» **BRIEF**: Repeat each record exactly. Any picture gets left out.

» **TASK DATA**:
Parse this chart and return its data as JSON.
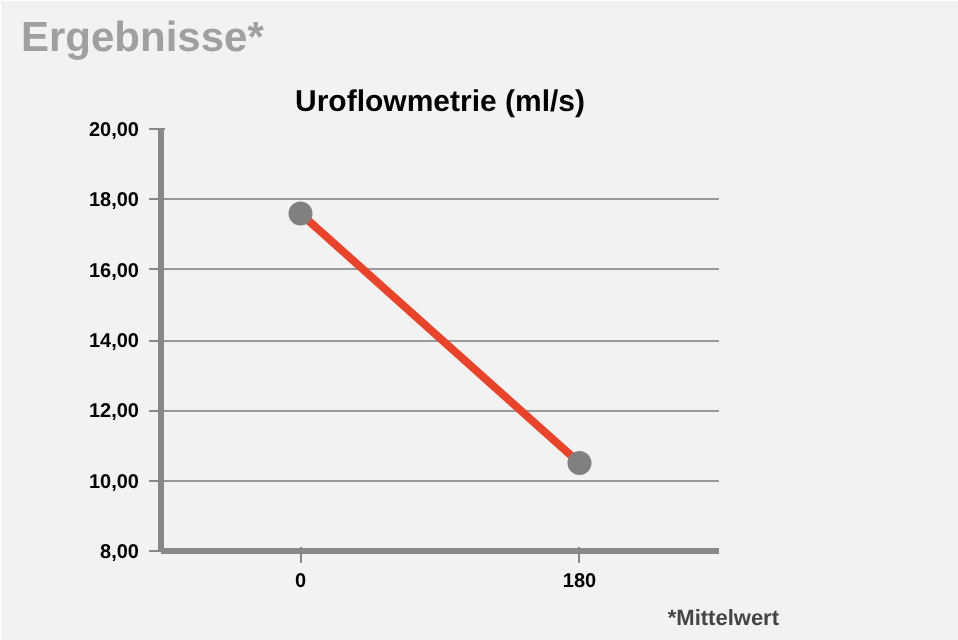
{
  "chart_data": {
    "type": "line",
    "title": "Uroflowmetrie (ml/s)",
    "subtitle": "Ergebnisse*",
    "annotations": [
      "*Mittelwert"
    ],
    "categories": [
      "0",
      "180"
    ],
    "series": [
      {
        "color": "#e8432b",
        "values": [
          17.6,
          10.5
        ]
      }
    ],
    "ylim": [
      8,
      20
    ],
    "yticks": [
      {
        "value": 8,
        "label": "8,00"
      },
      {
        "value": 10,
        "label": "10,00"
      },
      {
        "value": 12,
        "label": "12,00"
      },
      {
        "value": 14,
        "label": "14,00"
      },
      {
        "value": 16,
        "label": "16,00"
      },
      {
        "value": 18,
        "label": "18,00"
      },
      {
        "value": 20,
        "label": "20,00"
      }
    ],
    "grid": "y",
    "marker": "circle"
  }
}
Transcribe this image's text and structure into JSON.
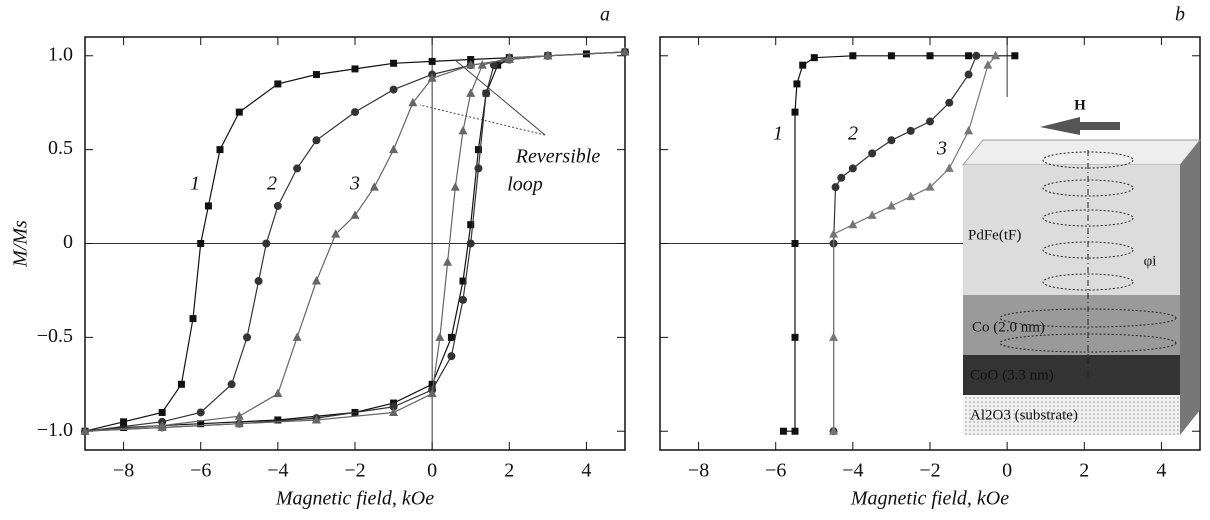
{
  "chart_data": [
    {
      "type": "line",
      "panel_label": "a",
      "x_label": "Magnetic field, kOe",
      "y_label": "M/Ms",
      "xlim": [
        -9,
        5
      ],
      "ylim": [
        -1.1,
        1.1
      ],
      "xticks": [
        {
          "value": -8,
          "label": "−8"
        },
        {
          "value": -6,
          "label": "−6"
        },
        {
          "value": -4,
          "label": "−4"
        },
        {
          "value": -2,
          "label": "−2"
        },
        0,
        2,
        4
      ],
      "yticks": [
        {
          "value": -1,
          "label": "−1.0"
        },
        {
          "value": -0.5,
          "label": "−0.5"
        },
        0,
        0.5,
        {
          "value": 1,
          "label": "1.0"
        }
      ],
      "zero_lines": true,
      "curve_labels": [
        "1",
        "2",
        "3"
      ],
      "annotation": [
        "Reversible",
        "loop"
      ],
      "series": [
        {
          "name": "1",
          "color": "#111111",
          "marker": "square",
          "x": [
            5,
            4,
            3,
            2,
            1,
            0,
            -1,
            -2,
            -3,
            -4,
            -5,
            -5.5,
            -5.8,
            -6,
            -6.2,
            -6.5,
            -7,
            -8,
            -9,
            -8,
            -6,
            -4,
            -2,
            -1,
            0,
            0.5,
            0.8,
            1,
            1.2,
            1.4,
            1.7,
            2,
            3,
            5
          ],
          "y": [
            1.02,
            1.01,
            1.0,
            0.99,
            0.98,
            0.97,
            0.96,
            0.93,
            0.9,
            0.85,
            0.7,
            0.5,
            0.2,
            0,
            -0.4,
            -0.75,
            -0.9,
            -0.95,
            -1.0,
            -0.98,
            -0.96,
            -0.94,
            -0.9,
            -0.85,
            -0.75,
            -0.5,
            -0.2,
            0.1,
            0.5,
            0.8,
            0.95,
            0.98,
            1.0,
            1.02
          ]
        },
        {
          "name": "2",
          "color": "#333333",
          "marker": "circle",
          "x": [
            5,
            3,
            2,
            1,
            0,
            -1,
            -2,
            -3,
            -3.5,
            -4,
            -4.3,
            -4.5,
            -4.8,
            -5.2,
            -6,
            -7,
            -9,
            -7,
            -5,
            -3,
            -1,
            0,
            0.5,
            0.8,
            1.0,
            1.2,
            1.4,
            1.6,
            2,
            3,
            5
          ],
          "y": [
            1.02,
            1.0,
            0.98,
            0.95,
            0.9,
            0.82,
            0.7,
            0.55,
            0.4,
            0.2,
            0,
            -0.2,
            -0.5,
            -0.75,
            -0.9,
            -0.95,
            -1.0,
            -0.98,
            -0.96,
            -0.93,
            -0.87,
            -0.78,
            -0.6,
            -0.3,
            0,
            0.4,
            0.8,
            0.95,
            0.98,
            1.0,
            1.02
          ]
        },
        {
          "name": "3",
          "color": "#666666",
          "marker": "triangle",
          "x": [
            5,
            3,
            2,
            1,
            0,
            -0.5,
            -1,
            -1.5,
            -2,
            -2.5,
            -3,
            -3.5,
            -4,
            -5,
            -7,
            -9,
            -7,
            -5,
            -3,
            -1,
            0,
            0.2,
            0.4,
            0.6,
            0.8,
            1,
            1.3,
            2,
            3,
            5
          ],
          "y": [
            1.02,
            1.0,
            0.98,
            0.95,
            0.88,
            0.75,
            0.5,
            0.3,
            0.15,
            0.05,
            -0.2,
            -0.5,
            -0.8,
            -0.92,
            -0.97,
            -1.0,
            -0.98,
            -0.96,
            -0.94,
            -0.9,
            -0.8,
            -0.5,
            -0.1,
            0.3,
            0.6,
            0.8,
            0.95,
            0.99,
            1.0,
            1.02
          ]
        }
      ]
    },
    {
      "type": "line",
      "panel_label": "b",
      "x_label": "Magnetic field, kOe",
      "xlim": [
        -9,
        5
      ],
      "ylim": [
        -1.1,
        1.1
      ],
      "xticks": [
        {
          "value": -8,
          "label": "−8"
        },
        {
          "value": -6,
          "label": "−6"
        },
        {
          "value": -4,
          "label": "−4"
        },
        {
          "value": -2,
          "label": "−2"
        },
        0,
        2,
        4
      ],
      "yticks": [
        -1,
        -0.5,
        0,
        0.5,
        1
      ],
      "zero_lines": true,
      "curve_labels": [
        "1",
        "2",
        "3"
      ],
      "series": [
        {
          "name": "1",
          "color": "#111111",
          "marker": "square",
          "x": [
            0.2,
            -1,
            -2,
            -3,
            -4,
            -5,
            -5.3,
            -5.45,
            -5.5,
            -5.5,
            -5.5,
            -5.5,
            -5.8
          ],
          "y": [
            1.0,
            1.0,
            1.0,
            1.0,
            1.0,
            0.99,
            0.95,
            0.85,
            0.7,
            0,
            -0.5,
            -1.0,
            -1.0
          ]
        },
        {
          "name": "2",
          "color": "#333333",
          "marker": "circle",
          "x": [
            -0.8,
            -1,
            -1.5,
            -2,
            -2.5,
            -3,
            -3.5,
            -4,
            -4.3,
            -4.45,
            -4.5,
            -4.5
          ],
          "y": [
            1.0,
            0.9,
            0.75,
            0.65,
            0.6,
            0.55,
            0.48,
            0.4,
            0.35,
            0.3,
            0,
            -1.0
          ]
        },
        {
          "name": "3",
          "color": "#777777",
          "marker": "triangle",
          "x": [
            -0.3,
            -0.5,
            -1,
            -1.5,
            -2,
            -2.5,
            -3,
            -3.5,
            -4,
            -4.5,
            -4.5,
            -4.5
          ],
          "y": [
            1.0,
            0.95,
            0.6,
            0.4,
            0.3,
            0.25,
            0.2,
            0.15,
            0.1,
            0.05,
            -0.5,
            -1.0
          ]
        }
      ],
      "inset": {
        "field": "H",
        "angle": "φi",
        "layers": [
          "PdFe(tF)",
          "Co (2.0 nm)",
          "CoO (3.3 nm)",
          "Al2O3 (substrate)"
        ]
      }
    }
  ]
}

» **FINAL RESULT**:
Parse this chart and return its data as JSON.
{
  "chart_data": {
    "type": "line",
    "title": "Uroflowmetrie (ml/s)",
    "subtitle": "Ergebnisse*",
    "annotations": [
      "*Mittelwert"
    ],
    "categories": [
      "0",
      "180"
    ],
    "series": [
      {
        "color": "#e8432b",
        "values": [
          17.6,
          10.5
        ]
      }
    ],
    "ylim": [
      8,
      20
    ],
    "yticks": [
      {
        "value": 8,
        "label": "8,00"
      },
      {
        "value": 10,
        "label": "10,00"
      },
      {
        "value": 12,
        "label": "12,00"
      },
      {
        "value": 14,
        "label": "14,00"
      },
      {
        "value": 16,
        "label": "16,00"
      },
      {
        "value": 18,
        "label": "18,00"
      },
      {
        "value": 20,
        "label": "20,00"
      }
    ],
    "grid": "y",
    "marker": "circle"
  }
}
Transcribe this image's text and structure into JSON.
{
  "chart_data": [
    {
      "type": "line",
      "panel_label": "a",
      "x_label": "Magnetic field, kOe",
      "y_label": "M/Ms",
      "xlim": [
        -9,
        5
      ],
      "ylim": [
        -1.1,
        1.1
      ],
      "xticks": [
        {
          "value": -8,
          "label": "−8"
        },
        {
          "value": -6,
          "label": "−6"
        },
        {
          "value": -4,
          "label": "−4"
        },
        {
          "value": -2,
          "label": "−2"
        },
        0,
        2,
        4
      ],
      "yticks": [
        {
          "value": -1,
          "label": "−1.0"
        },
        {
          "value": -0.5,
          "label": "−0.5"
        },
        0,
        0.5,
        {
          "value": 1,
          "label": "1.0"
        }
      ],
      "zero_lines": true,
      "curve_labels": [
        "1",
        "2",
        "3"
      ],
      "annotation": [
        "Reversible",
        "loop"
      ],
      "series": [
        {
          "name": "1",
          "color": "#111111",
          "marker": "square",
          "x": [
            5,
            4,
            3,
            2,
            1,
            0,
            -1,
            -2,
            -3,
            -4,
            -5,
            -5.5,
            -5.8,
            -6,
            -6.2,
            -6.5,
            -7,
            -8,
            -9,
            -8,
            -6,
            -4,
            -2,
            -1,
            0,
            0.5,
            0.8,
            1,
            1.2,
            1.4,
            1.7,
            2,
            3,
            5
          ],
          "y": [
            1.02,
            1.01,
            1.0,
            0.99,
            0.98,
            0.97,
            0.96,
            0.93,
            0.9,
            0.85,
            0.7,
            0.5,
            0.2,
            0,
            -0.4,
            -0.75,
            -0.9,
            -0.95,
            -1.0,
            -0.98,
            -0.96,
            -0.94,
            -0.9,
            -0.85,
            -0.75,
            -0.5,
            -0.2,
            0.1,
            0.5,
            0.8,
            0.95,
            0.98,
            1.0,
            1.02
          ]
        },
        {
          "name": "2",
          "color": "#333333",
          "marker": "circle",
          "x": [
            5,
            3,
            2,
            1,
            0,
            -1,
            -2,
            -3,
            -3.5,
            -4,
            -4.3,
            -4.5,
            -4.8,
            -5.2,
            -6,
            -7,
            -9,
            -7,
            -5,
            -3,
            -1,
            0,
            0.5,
            0.8,
            1.0,
            1.2,
            1.4,
            1.6,
            2,
            3,
            5
          ],
          "y": [
            1.02,
            1.0,
            0.98,
            0.95,
            0.9,
            0.82,
            0.7,
            0.55,
            0.4,
            0.2,
            0,
            -0.2,
            -0.5,
            -0.75,
            -0.9,
            -0.95,
            -1.0,
            -0.98,
            -0.96,
            -0.93,
            -0.87,
            -0.78,
            -0.6,
            -0.3,
            0,
            0.4,
            0.8,
            0.95,
            0.98,
            1.0,
            1.02
          ]
        },
        {
          "name": "3",
          "color": "#666666",
          "marker": "triangle",
          "x": [
            5,
            3,
            2,
            1,
            0,
            -0.5,
            -1,
            -1.5,
            -2,
            -2.5,
            -3,
            -3.5,
            -4,
            -5,
            -7,
            -9,
            -7,
            -5,
            -3,
            -1,
            0,
            0.2,
            0.4,
            0.6,
            0.8,
            1,
            1.3,
            2,
            3,
            5
          ],
          "y": [
            1.02,
            1.0,
            0.98,
            0.95,
            0.88,
            0.75,
            0.5,
            0.3,
            0.15,
            0.05,
            -0.2,
            -0.5,
            -0.8,
            -0.92,
            -0.97,
            -1.0,
            -0.98,
            -0.96,
            -0.94,
            -0.9,
            -0.8,
            -0.5,
            -0.1,
            0.3,
            0.6,
            0.8,
            0.95,
            0.99,
            1.0,
            1.02
          ]
        }
      ]
    },
    {
      "type": "line",
      "panel_label": "b",
      "x_label": "Magnetic field, kOe",
      "xlim": [
        -9,
        5
      ],
      "ylim": [
        -1.1,
        1.1
      ],
      "xticks": [
        {
          "value": -8,
          "label": "−8"
        },
        {
          "value": -6,
          "label": "−6"
        },
        {
          "value": -4,
          "label": "−4"
        },
        {
          "value": -2,
          "label": "−2"
        },
        0,
        2,
        4
      ],
      "yticks": [
        -1,
        -0.5,
        0,
        0.5,
        1
      ],
      "zero_lines": true,
      "curve_labels": [
        "1",
        "2",
        "3"
      ],
      "series": [
        {
          "name": "1",
          "color": "#111111",
          "marker": "square",
          "x": [
            0.2,
            -1,
            -2,
            -3,
            -4,
            -5,
            -5.3,
            -5.45,
            -5.5,
            -5.5,
            -5.5,
            -5.5,
            -5.8
          ],
          "y": [
            1.0,
            1.0,
            1.0,
            1.0,
            1.0,
            0.99,
            0.95,
            0.85,
            0.7,
            0,
            -0.5,
            -1.0,
            -1.0
          ]
        },
        {
          "name": "2",
          "color": "#333333",
          "marker": "circle",
          "x": [
            -0.8,
            -1,
            -1.5,
            -2,
            -2.5,
            -3,
            -3.5,
            -4,
            -4.3,
            -4.45,
            -4.5,
            -4.5
          ],
          "y": [
            1.0,
            0.9,
            0.75,
            0.65,
            0.6,
            0.55,
            0.48,
            0.4,
            0.35,
            0.3,
            0,
            -1.0
          ]
        },
        {
          "name": "3",
          "color": "#777777",
          "marker": "triangle",
          "x": [
            -0.3,
            -0.5,
            -1,
            -1.5,
            -2,
            -2.5,
            -3,
            -3.5,
            -4,
            -4.5,
            -4.5,
            -4.5
          ],
          "y": [
            1.0,
            0.95,
            0.6,
            0.4,
            0.3,
            0.25,
            0.2,
            0.15,
            0.1,
            0.05,
            -0.5,
            -1.0
          ]
        }
      ],
      "inset": {
        "field": "H",
        "angle": "φi",
        "layers": [
          "PdFe(tF)",
          "Co (2.0 nm)",
          "CoO (3.3 nm)",
          "Al2O3 (substrate)"
        ]
      }
    }
  ]
}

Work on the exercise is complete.